* [REQUIRED TASK]
Pull every line containing "from" out of the material below.

━━━━━ DATASET RECORDS ━━━━━

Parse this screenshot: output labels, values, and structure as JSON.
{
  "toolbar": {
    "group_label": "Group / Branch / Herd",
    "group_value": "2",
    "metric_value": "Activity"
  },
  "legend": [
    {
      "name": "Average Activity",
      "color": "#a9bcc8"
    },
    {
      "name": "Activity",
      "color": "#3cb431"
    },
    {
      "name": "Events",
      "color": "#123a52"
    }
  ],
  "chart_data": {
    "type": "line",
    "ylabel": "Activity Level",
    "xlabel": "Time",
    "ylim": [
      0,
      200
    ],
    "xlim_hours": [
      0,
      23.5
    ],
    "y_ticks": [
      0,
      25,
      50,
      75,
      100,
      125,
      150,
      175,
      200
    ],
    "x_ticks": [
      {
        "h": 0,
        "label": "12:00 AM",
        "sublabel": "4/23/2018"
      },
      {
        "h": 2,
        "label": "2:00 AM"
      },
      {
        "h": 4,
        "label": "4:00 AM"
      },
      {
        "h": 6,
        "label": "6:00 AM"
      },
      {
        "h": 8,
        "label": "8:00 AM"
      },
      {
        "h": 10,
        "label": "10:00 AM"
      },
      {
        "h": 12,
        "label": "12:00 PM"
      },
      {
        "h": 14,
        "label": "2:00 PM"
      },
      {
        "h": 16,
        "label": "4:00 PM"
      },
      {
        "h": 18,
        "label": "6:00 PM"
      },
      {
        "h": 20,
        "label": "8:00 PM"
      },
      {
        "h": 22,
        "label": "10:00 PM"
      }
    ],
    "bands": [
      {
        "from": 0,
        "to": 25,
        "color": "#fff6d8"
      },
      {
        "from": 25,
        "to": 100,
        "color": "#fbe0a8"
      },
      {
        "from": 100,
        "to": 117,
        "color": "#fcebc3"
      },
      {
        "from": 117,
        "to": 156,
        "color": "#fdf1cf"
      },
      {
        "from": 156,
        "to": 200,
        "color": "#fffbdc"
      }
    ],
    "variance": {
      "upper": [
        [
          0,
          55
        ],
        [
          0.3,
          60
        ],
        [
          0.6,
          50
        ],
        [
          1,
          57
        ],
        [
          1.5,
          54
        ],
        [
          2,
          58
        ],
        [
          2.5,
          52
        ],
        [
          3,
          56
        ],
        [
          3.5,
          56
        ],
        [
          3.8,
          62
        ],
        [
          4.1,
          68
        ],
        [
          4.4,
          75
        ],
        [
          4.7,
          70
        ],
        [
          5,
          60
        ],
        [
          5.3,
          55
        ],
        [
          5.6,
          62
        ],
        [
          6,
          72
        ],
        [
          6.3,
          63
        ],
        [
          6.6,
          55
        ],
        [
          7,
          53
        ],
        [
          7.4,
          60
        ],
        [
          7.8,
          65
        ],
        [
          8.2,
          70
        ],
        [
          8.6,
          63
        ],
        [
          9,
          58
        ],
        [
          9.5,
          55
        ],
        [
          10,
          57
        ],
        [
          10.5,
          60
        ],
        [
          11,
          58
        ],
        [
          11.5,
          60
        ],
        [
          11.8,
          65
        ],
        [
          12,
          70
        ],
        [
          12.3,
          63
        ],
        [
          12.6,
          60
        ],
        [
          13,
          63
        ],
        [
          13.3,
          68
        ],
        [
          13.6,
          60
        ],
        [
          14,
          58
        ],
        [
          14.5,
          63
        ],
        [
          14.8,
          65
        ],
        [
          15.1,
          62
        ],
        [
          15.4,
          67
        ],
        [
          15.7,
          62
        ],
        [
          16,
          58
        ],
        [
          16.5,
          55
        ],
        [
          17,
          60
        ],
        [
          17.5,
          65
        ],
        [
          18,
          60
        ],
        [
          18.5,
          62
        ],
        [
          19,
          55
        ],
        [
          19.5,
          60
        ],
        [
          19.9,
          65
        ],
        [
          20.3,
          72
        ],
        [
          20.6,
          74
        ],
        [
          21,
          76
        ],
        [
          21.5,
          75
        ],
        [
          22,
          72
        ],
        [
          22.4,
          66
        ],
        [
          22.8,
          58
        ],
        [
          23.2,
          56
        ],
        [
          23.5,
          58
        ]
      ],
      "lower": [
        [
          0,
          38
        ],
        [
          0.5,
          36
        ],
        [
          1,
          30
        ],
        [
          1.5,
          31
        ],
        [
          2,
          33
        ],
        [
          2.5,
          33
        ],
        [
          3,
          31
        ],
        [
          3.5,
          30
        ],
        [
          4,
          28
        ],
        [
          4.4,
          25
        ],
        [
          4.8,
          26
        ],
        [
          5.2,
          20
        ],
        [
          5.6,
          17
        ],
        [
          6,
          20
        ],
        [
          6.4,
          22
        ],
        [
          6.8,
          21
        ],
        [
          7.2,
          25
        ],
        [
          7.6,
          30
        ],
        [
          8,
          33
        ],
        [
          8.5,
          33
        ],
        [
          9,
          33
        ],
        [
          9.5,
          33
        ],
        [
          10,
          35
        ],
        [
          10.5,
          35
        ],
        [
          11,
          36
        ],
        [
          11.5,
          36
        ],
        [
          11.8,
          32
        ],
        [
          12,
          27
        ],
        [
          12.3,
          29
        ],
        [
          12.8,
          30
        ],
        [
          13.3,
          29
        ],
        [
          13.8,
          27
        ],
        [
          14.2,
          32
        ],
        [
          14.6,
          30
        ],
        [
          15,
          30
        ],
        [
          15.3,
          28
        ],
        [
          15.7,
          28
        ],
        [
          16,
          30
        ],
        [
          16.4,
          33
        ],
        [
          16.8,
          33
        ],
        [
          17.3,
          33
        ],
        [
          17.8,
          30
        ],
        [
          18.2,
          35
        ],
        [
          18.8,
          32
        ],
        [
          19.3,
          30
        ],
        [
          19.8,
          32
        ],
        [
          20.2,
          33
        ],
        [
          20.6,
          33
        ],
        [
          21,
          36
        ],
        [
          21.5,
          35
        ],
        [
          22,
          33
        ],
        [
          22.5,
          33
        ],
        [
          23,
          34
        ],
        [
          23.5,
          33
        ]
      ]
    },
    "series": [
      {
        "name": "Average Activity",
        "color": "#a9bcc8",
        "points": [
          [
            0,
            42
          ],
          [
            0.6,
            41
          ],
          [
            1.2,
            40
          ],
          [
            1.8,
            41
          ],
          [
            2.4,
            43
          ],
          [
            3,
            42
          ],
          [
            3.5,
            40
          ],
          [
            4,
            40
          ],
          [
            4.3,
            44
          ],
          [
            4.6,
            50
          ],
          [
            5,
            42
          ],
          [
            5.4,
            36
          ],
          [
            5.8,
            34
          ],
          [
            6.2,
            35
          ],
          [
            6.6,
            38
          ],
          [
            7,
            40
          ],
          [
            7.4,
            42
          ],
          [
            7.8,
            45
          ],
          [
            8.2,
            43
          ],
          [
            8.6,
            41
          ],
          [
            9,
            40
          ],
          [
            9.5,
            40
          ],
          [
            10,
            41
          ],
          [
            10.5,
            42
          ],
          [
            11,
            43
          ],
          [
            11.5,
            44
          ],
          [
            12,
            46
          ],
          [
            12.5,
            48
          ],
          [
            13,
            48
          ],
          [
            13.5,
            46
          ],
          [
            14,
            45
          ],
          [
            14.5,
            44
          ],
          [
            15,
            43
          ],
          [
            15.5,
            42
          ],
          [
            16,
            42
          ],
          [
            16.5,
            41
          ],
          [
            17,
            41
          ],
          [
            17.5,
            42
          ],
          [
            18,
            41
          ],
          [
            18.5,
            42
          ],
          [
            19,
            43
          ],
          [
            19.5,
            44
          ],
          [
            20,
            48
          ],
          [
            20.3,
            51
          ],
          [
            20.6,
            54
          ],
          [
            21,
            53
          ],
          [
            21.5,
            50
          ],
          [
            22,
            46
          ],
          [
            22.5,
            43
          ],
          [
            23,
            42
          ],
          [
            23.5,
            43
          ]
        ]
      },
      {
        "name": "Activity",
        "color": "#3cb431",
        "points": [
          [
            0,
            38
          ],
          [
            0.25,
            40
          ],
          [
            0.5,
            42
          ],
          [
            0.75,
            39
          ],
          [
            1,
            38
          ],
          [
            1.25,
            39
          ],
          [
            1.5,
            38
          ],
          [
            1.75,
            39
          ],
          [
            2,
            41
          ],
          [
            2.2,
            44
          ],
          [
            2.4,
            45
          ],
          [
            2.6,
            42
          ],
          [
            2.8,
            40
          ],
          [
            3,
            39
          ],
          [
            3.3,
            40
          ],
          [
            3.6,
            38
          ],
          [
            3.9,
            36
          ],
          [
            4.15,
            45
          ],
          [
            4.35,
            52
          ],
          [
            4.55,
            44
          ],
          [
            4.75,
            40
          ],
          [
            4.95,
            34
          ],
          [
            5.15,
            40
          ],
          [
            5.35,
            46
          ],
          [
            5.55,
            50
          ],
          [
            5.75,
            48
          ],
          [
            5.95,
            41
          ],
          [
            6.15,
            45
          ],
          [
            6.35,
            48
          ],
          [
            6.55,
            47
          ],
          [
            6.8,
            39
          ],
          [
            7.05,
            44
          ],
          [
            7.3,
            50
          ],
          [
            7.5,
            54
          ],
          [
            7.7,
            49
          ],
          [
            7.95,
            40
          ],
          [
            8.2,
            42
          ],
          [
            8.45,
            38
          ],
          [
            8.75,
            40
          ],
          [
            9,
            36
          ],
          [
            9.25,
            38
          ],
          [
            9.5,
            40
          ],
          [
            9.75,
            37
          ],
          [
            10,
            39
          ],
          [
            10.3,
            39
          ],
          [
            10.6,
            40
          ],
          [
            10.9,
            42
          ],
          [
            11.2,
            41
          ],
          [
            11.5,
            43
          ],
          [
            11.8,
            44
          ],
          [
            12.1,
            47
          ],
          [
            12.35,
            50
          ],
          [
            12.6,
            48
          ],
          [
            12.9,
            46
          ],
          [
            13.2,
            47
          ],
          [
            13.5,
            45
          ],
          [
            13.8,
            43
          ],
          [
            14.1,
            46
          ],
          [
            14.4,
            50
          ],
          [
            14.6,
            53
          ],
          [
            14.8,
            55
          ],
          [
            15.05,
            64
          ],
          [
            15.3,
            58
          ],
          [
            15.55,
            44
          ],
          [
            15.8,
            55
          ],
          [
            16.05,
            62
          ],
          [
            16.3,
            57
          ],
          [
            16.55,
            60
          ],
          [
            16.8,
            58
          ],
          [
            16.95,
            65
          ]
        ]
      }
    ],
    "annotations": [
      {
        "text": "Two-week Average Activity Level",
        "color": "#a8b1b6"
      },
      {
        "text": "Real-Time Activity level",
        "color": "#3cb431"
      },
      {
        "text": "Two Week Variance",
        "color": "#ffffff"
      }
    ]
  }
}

━━━━━

* [THE SOLUTION]
        "from": 0,
        "from": 25,
        "from": 100,
        "from": 117,
        "from": 156,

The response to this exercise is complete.